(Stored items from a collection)
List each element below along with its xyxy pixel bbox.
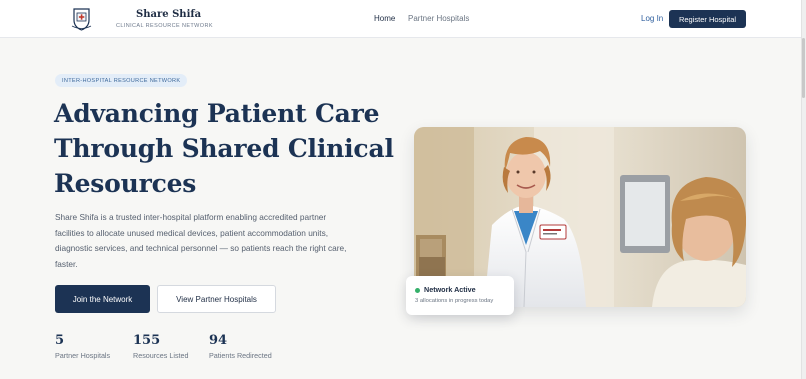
hero-title-line-3: Resources: [54, 169, 197, 198]
register-hospital-button[interactable]: Register Hospital: [669, 10, 746, 28]
stat-resources-listed-value: 155: [133, 333, 161, 348]
view-partner-hospitals-button[interactable]: View Partner Hospitals: [157, 285, 276, 313]
eyebrow-badge: INTER-HOSPITAL RESOURCE NETWORK: [55, 74, 188, 87]
join-network-button[interactable]: Join the Network: [55, 285, 150, 313]
hospital-crest-icon[interactable]: [68, 5, 95, 32]
brand-tagline: CLINICAL RESOURCE NETWORK: [116, 23, 213, 29]
hero-title-line-2: Through Shared Clinical: [54, 134, 394, 163]
login-link[interactable]: Log In: [641, 14, 663, 23]
scrollbar-thumb[interactable]: [802, 38, 805, 98]
brand-name[interactable]: Share Shifa: [136, 9, 201, 20]
hero-description: Share Shifa is a trusted inter-hospital …: [55, 212, 347, 269]
stat-patients-redirected-label: Patients Redirected: [209, 351, 272, 360]
network-status-card: Network Active 3 allocations in progress…: [406, 276, 514, 315]
nav-link-home[interactable]: Home: [374, 14, 395, 23]
stat-partner-hospitals-label: Partner Hospitals: [55, 351, 111, 360]
stat-resources-listed-label: Resources Listed: [133, 351, 189, 360]
top-navbar: Share Shifa CLINICAL RESOURCE NETWORK Ho…: [0, 0, 806, 38]
nav-link-partner-hospitals[interactable]: Partner Hospitals: [408, 14, 469, 23]
hero-title: Advancing Patient Care Through Shared Cl…: [54, 96, 394, 201]
status-card-subtitle: 3 allocations in progress today: [415, 298, 494, 304]
status-card-title: Network Active: [424, 285, 476, 294]
status-dot-icon: [415, 288, 420, 293]
stat-patients-redirected-value: 94: [209, 333, 228, 348]
hero-title-line-1: Advancing Patient Care: [54, 99, 380, 128]
stat-partner-hospitals-value: 5: [55, 333, 65, 348]
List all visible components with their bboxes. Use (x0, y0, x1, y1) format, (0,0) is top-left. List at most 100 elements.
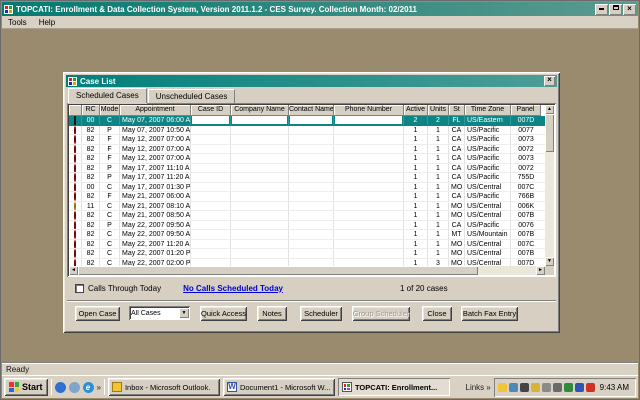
alert-error-icon[interactable] (531, 383, 540, 392)
column-header-rc[interactable]: RC (82, 105, 100, 116)
column-header-mode[interactable]: Mode (100, 105, 120, 116)
show-desktop-icon[interactable] (69, 382, 80, 393)
antivirus-shield-icon[interactable] (564, 383, 573, 392)
column-header-case-id[interactable]: Case ID (191, 105, 231, 116)
taskbar-task-topcati[interactable]: TOPCATI: Enrollment... (338, 378, 450, 396)
hscroll-track[interactable] (478, 266, 536, 275)
cell-panel: 007C (511, 183, 541, 192)
minimize-button[interactable] (595, 4, 608, 15)
start-button[interactable]: Start (4, 378, 48, 396)
redacted-cell-company (231, 183, 289, 192)
menu-help[interactable]: Help (33, 17, 61, 28)
phone-agent-icon[interactable] (520, 383, 529, 392)
cell-time_zone: US/Pacific (465, 135, 511, 144)
cell-time_zone: US/Pacific (465, 145, 511, 154)
table-row[interactable]: 82CMay 22, 2007 01:20 PM11MOUS/Central00… (69, 249, 545, 259)
client-area: Case List × Scheduled Cases Unscheduled … (2, 29, 638, 363)
table-row[interactable]: 00CMay 17, 2007 01:30 PM11MOUS/Central00… (69, 183, 545, 193)
table-row[interactable]: 82PMay 17, 2007 11:20 AM11CAUS/Pacific75… (69, 173, 545, 183)
column-header-panel[interactable]: Panel (511, 105, 541, 116)
display-settings-icon[interactable] (509, 383, 518, 392)
column-header-status[interactable] (69, 105, 82, 116)
cell-panel: 0073 (511, 135, 541, 144)
table-row[interactable]: 82PMay 17, 2007 11:10 AM11CAUS/Pacific00… (69, 164, 545, 174)
links-overflow-icon[interactable]: » (486, 383, 490, 392)
table-row[interactable]: 82FMay 12, 2007 07:00 AM11CAUS/Pacific00… (69, 135, 545, 145)
cell-active: 1 (404, 164, 428, 173)
updates-icon[interactable] (586, 383, 595, 392)
notes-button[interactable]: Notes (257, 306, 287, 321)
redacted-cell-phone (334, 135, 404, 144)
scroll-right-icon[interactable]: ► (536, 266, 545, 275)
network-disconnected-icon[interactable] (542, 383, 551, 392)
column-header-appointment[interactable]: Appointment (120, 105, 191, 116)
cell-mode: C (100, 249, 120, 258)
no-calls-scheduled-link[interactable]: No Calls Scheduled Today (183, 284, 283, 293)
table-row[interactable]: 11CMay 21, 2007 08:10 AM11MOUS/Central00… (69, 202, 545, 212)
quick-access-button[interactable]: Quick Access (200, 306, 247, 321)
cell-rc: 82 (82, 145, 100, 154)
redacted-cell-phone (334, 173, 404, 182)
scheduler-button[interactable]: Scheduler (300, 306, 342, 321)
hscroll-thumb[interactable] (78, 266, 478, 275)
taskbar-task-word[interactable]: WDocument1 - Microsoft W... (223, 378, 335, 396)
table-row[interactable]: 82CMay 21, 2007 08:50 AM11MOUS/Central00… (69, 211, 545, 221)
redacted-cell-contact (289, 221, 334, 230)
horizontal-scrollbar[interactable]: ◄ ► (69, 266, 545, 275)
table-row[interactable]: 82FMay 21, 2007 06:00 AM11CAUS/Pacific76… (69, 192, 545, 202)
close-button[interactable]: × (623, 4, 636, 15)
redacted-cell-case_id (191, 154, 231, 163)
redacted-cell-company (231, 173, 289, 182)
restore-button[interactable] (609, 4, 622, 15)
open-case-button[interactable]: Open Case (75, 306, 120, 321)
cell-active: 1 (404, 259, 428, 267)
table-row[interactable]: 82PMay 22, 2007 09:50 AM11CAUS/Pacific00… (69, 221, 545, 231)
cell-units: 1 (428, 145, 449, 154)
column-header-time-zone[interactable]: Time Zone (465, 105, 511, 116)
calls-through-today-checkbox[interactable] (75, 284, 84, 293)
scrollbar-corner (545, 266, 554, 275)
cell-mode: C (100, 202, 120, 211)
status-red-icon (69, 240, 82, 249)
scroll-down-icon[interactable]: ▼ (545, 257, 554, 266)
dialog-close-icon[interactable]: × (544, 76, 555, 86)
cell-rc: 82 (82, 259, 100, 267)
redacted-cell-phone (334, 164, 404, 173)
cell-active: 1 (404, 126, 428, 135)
dialog-titlebar: Case List × (66, 75, 557, 87)
status-text: Ready (6, 365, 29, 374)
menu-tools[interactable]: Tools (2, 17, 33, 28)
chevron-down-icon[interactable]: ▼ (179, 308, 189, 318)
quick-launch-overflow-icon[interactable]: » (97, 383, 101, 392)
column-header-phone-number[interactable]: Phone Number (334, 105, 404, 116)
cell-panel: 0073 (511, 154, 541, 163)
column-header-units[interactable]: Units (428, 105, 449, 116)
media-player-icon[interactable] (55, 382, 66, 393)
table-row[interactable]: 82FMay 12, 2007 07:00 AM11CAUS/Pacific00… (69, 145, 545, 155)
column-header-active[interactable]: Active (404, 105, 428, 116)
table-row[interactable]: 82PMay 07, 2007 10:50 AM11CAUS/Pacific00… (69, 126, 545, 136)
scroll-left-icon[interactable]: ◄ (69, 266, 78, 275)
taskbar-task-outlook[interactable]: Inbox - Microsoft Outlook. (108, 378, 220, 396)
internet-explorer-icon[interactable]: e (83, 382, 94, 393)
vertical-scrollbar[interactable]: ▲ ▼ (545, 105, 554, 266)
scroll-up-icon[interactable]: ▲ (545, 105, 554, 114)
volume-icon[interactable] (553, 383, 562, 392)
batch-fax-entry-button[interactable]: Batch Fax Entry (461, 306, 518, 321)
links-toolbar[interactable]: Links » (466, 383, 491, 392)
column-header-contact-name[interactable]: Contact Name (289, 105, 334, 116)
messenger-status-icon[interactable] (498, 383, 507, 392)
vscroll-thumb[interactable] (545, 114, 554, 152)
column-header-company-name[interactable]: Company Name (231, 105, 289, 116)
case-filter-select[interactable]: All Cases ▼ (129, 306, 190, 320)
tab-scheduled-cases[interactable]: Scheduled Cases (68, 88, 147, 103)
table-row[interactable]: 82CMay 22, 2007 02:00 PM13MOUS/Central00… (69, 259, 545, 267)
security-shield-icon[interactable] (575, 383, 584, 392)
close-dialog-button[interactable]: Close (422, 306, 452, 321)
table-row[interactable]: 82CMay 22, 2007 11:20 AM11MOUS/Central00… (69, 240, 545, 250)
table-row[interactable]: 00CMay 07, 2007 06:00 AM22FLUS/Eastern00… (69, 116, 545, 126)
tab-unscheduled-cases[interactable]: Unscheduled Cases (148, 89, 236, 103)
table-row[interactable]: 82FMay 12, 2007 07:00 AM11CAUS/Pacific00… (69, 154, 545, 164)
column-header-st[interactable]: St (449, 105, 465, 116)
table-row[interactable]: 82CMay 22, 2007 09:50 AM11MTUS/Mountain0… (69, 230, 545, 240)
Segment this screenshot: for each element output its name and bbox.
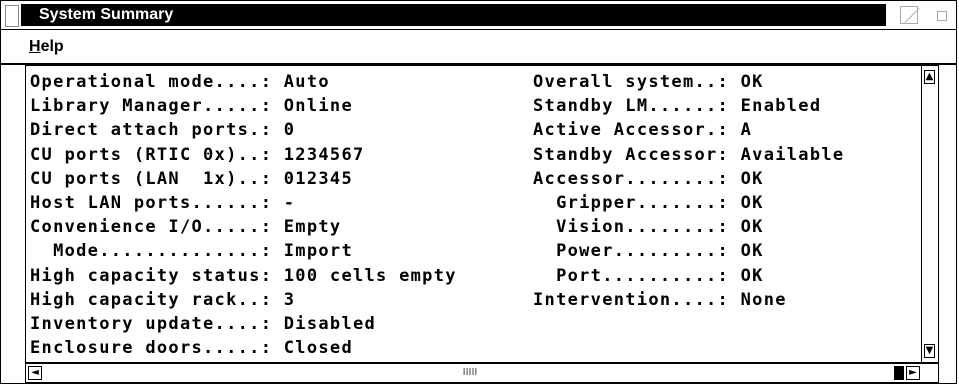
menu-help[interactable]: Help [29, 38, 64, 56]
summary-line: Enclosure doors.....: Closed [30, 338, 353, 359]
summary-line: Accessor........: OK [533, 168, 764, 189]
summary-line: Operational mode....: Auto [30, 72, 330, 92]
summary-line: High capacity rack..: 3 [30, 289, 296, 310]
scroll-down-icon[interactable]: ▼ [924, 344, 935, 358]
summary-line: Standby LM......: Enabled [533, 96, 822, 117]
summary-line: Intervention....: None [533, 289, 787, 310]
summary-right-column: Overall system..: OK Standby LM......: E… [533, 70, 844, 312]
scroll-up-icon[interactable]: ▲ [924, 70, 935, 84]
summary-line: Host LAN ports......: - [30, 192, 296, 213]
scroll-thumb[interactable]: IIIII [46, 367, 894, 379]
scroll-thumb-end [894, 366, 904, 380]
summary-panel: Operational mode....: Auto Library Manag… [25, 65, 939, 363]
summary-line: Library Manager.....: Online [30, 96, 353, 117]
menu-help-label: elp [40, 38, 64, 55]
summary-line: Gripper.......: OK [533, 192, 764, 213]
menu-help-mnemonic: H [29, 38, 41, 55]
minimize-icon[interactable] [900, 6, 918, 24]
menu-bar: Help [1, 30, 956, 65]
restore-icon[interactable] [934, 6, 948, 24]
summary-line: Overall system..: OK [533, 72, 764, 92]
system-menu-icon[interactable] [5, 5, 19, 27]
summary-left-column: Operational mode....: Auto Library Manag… [30, 70, 457, 360]
summary-line: Mode..............: Import [30, 241, 353, 262]
summary-line: High capacity status: 100 cells empty [30, 265, 457, 286]
summary-line: Vision........: OK [533, 217, 764, 238]
system-summary-window: System Summary Help Operational mode....… [0, 0, 957, 384]
summary-line: Direct attach ports.: 0 [30, 120, 296, 141]
window-title: System Summary [39, 6, 174, 23]
vertical-scrollbar[interactable]: ▲ ▼ [921, 66, 938, 362]
summary-line: Inventory update....: Disabled [30, 313, 377, 334]
scroll-left-icon[interactable]: ◄ [28, 366, 42, 380]
summary-line: Port..........: OK [533, 265, 764, 286]
summary-line: Standby Accessor: Available [533, 144, 845, 165]
title-bar[interactable]: System Summary [1, 1, 956, 30]
scroll-right-icon[interactable]: ► [906, 366, 920, 380]
summary-line: CU ports (LAN 1x)..: 012345 [30, 168, 353, 189]
summary-line: Power.........: OK [533, 241, 764, 262]
summary-line: Active Accessor.: A [533, 120, 753, 141]
summary-line: CU ports (RTIC 0x)..: 1234567 [30, 144, 365, 165]
summary-line: Convenience I/O.....: Empty [30, 217, 342, 238]
horizontal-scrollbar[interactable]: ◄ IIIII ► [25, 363, 939, 383]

#### WHAT THE TASK REQUIRES:
State how many lines in the records above contain the word "Care". Give nothing but the number.

#### OUTPUT:
2